[Task goal] Can you print the lines below verbatim, starting with the first and ending with the line containing "- median-dot: [242, 587, 250, 595]", that line included, and nothing past it?
-- Begin Data supplied --
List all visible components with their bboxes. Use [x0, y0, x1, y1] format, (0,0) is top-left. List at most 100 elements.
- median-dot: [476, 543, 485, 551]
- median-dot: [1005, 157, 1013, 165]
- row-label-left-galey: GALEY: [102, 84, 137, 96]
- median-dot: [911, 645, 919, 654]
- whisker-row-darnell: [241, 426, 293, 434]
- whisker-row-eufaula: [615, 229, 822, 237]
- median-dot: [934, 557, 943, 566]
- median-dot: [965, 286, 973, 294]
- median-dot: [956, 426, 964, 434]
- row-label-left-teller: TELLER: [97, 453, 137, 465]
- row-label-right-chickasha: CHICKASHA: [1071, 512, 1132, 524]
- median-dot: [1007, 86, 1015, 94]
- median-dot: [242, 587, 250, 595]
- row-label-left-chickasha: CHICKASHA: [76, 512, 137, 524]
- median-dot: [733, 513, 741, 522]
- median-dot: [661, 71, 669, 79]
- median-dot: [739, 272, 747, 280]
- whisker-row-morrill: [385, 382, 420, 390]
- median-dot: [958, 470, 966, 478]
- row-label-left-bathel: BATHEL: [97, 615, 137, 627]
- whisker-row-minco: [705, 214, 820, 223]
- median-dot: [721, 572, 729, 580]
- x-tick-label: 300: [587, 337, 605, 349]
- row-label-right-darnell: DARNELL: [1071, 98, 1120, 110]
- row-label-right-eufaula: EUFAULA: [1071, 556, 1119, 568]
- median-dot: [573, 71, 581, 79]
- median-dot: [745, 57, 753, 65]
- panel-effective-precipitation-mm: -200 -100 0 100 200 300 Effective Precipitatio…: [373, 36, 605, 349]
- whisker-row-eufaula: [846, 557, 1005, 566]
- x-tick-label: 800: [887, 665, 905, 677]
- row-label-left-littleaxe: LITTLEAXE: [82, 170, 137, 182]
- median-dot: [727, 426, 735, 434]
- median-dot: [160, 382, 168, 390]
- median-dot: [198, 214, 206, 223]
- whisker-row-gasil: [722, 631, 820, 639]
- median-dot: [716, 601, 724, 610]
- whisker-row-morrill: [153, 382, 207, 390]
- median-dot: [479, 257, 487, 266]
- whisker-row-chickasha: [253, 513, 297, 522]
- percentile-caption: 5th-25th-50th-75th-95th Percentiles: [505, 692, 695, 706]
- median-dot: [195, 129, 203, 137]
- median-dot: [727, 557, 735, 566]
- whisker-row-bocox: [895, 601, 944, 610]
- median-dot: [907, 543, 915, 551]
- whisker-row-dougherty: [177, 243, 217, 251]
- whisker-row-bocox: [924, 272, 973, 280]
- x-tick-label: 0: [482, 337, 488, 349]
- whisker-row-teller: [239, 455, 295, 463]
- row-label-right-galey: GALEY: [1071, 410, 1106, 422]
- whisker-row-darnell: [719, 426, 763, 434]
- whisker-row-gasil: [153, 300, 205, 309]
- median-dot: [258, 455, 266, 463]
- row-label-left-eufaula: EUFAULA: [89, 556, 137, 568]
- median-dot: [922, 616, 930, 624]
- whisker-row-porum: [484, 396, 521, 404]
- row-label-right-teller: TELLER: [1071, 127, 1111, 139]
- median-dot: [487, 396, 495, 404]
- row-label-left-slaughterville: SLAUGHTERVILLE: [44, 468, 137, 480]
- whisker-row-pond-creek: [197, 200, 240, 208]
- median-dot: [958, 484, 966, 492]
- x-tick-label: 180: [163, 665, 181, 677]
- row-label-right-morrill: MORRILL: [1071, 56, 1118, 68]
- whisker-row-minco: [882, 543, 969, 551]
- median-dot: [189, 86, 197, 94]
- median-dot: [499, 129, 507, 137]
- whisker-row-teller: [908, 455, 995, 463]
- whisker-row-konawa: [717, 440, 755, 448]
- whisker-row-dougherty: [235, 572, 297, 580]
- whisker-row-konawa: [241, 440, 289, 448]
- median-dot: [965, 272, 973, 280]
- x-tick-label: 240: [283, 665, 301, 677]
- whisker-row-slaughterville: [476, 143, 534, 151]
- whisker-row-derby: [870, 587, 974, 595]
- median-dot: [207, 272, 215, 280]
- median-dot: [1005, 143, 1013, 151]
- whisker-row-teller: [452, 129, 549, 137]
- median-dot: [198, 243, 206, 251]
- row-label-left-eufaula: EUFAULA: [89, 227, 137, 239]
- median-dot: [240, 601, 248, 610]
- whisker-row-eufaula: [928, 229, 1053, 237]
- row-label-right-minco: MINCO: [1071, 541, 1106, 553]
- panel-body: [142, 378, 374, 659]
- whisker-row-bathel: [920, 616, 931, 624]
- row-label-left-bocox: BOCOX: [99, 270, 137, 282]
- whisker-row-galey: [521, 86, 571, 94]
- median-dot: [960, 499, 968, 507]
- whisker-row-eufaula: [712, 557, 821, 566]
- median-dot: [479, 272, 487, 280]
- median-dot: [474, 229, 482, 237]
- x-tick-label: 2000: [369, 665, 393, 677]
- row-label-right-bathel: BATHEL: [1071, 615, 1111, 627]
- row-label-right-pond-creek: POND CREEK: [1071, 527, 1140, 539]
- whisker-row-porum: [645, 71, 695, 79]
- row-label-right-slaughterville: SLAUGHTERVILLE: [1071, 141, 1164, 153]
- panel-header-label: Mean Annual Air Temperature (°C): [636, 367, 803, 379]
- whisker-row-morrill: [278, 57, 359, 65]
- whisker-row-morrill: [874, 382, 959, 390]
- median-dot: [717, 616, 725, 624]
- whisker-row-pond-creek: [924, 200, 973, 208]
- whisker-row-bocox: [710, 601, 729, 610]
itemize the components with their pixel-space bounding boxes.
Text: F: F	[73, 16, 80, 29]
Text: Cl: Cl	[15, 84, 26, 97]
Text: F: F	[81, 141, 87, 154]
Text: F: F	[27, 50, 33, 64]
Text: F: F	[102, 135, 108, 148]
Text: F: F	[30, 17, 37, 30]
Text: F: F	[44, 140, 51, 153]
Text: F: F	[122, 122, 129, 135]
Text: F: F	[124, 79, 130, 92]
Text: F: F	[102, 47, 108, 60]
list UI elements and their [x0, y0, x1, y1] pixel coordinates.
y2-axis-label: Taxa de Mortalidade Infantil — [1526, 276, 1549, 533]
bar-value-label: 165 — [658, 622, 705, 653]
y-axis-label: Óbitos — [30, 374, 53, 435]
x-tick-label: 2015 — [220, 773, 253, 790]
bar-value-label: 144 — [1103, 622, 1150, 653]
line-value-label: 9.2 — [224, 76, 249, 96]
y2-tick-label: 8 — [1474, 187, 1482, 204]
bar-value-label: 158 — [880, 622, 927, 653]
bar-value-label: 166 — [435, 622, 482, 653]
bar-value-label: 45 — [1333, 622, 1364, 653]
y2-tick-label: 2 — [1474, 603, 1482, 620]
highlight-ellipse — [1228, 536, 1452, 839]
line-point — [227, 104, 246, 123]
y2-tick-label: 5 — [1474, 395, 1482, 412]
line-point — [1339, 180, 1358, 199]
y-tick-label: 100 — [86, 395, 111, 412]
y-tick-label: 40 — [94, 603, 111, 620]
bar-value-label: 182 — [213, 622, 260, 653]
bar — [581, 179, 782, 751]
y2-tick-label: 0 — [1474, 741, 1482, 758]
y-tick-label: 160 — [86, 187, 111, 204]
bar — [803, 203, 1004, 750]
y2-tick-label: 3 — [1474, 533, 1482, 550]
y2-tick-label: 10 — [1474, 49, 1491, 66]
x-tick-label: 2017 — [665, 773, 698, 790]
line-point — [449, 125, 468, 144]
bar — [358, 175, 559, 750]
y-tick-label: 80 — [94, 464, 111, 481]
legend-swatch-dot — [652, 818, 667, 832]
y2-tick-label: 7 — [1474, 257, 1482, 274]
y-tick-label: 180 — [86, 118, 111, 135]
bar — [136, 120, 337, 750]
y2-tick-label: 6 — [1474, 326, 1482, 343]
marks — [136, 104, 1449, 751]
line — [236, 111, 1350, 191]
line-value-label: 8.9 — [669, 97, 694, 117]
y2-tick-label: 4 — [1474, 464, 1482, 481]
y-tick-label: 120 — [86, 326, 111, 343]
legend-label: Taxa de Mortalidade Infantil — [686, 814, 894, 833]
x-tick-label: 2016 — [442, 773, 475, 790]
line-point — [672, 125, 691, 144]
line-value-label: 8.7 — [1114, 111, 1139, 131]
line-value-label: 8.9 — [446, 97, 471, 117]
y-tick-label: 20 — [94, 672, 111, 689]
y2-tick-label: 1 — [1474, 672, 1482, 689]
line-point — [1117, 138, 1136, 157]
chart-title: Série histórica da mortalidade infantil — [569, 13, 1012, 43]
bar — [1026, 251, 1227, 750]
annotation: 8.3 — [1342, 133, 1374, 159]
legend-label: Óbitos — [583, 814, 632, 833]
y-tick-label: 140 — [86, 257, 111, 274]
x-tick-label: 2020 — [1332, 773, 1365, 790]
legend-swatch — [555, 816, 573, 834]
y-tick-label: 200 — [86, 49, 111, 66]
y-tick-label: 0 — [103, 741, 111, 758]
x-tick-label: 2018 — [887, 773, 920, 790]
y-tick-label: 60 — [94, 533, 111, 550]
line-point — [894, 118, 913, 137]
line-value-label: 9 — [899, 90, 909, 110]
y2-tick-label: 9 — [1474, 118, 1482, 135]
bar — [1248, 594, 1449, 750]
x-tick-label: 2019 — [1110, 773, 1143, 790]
-- End Data supplied --
[Answer for this exercise]
List all visible components with their bboxes. Use [x0, y0, x1, y1] format, (0,0) is top-left. List at most 100 elements.
- median-dot: [476, 543, 485, 551]
- median-dot: [1005, 157, 1013, 165]
- row-label-left-galey: GALEY: [102, 84, 137, 96]
- median-dot: [911, 645, 919, 654]
- whisker-row-darnell: [241, 426, 293, 434]
- whisker-row-eufaula: [615, 229, 822, 237]
- median-dot: [934, 557, 943, 566]
- median-dot: [965, 286, 973, 294]
- median-dot: [956, 426, 964, 434]
- row-label-left-teller: TELLER: [97, 453, 137, 465]
- row-label-right-chickasha: CHICKASHA: [1071, 512, 1132, 524]
- median-dot: [1007, 86, 1015, 94]
- median-dot: [242, 587, 250, 595]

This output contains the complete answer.